• [GIVEN INSTRUCTION] Would you restate all the data that follows, word for word?

• [GIVEN DATA]
________________

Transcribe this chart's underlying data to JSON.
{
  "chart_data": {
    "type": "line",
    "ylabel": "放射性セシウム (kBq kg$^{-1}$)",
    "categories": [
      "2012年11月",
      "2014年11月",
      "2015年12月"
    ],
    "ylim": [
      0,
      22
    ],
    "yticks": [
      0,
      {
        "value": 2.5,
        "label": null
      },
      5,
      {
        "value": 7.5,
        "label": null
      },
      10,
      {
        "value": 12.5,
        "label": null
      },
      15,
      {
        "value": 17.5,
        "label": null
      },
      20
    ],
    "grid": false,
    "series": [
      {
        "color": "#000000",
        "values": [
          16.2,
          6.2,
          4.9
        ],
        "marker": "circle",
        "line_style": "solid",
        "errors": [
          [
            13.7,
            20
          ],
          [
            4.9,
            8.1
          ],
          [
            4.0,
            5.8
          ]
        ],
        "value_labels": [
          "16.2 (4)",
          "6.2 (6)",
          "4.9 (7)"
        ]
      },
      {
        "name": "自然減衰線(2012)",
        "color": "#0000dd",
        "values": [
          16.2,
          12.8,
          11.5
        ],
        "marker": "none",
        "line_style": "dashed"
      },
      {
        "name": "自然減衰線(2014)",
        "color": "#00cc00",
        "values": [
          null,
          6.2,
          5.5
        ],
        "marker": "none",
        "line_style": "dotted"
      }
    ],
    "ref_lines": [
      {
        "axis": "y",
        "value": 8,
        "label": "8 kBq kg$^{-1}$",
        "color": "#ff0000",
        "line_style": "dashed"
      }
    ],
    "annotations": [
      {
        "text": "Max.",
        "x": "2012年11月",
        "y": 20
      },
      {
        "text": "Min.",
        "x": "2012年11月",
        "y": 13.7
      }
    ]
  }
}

________________

• [FULL SOLUTION]
Transcribe this chart's underlying data to JSON.
{
  "chart_data": {
    "type": "line",
    "ylabel": "放射性セシウム (kBq kg$^{-1}$)",
    "categories": [
      "2012年11月",
      "2014年11月",
      "2015年12月"
    ],
    "ylim": [
      0,
      22
    ],
    "yticks": [
      0,
      {
        "value": 2.5,
        "label": null
      },
      5,
      {
        "value": 7.5,
        "label": null
      },
      10,
      {
        "value": 12.5,
        "label": null
      },
      15,
      {
        "value": 17.5,
        "label": null
      },
      20
    ],
    "grid": false,
    "series": [
      {
        "color": "#000000",
        "values": [
          16.2,
          6.2,
          4.9
        ],
        "marker": "circle",
        "line_style": "solid",
        "errors": [
          [
            13.7,
            20
          ],
          [
            4.9,
            8.1
          ],
          [
            4.0,
            5.8
          ]
        ],
        "value_labels": [
          "16.2 (4)",
          "6.2 (6)",
          "4.9 (7)"
        ]
      },
      {
        "name": "自然減衰線(2012)",
        "color": "#0000dd",
        "values": [
          16.2,
          12.8,
          11.5
        ],
        "marker": "none",
        "line_style": "dashed"
      },
      {
        "name": "自然減衰線(2014)",
        "color": "#00cc00",
        "values": [
          null,
          6.2,
          5.5
        ],
        "marker": "none",
        "line_style": "dotted"
      }
    ],
    "ref_lines": [
      {
        "axis": "y",
        "value": 8,
        "label": "8 kBq kg$^{-1}$",
        "color": "#ff0000",
        "line_style": "dashed"
      }
    ],
    "annotations": [
      {
        "text": "Max.",
        "x": "2012年11月",
        "y": 20
      },
      {
        "text": "Min.",
        "x": "2012年11月",
        "y": 13.7
      }
    ]
  }
}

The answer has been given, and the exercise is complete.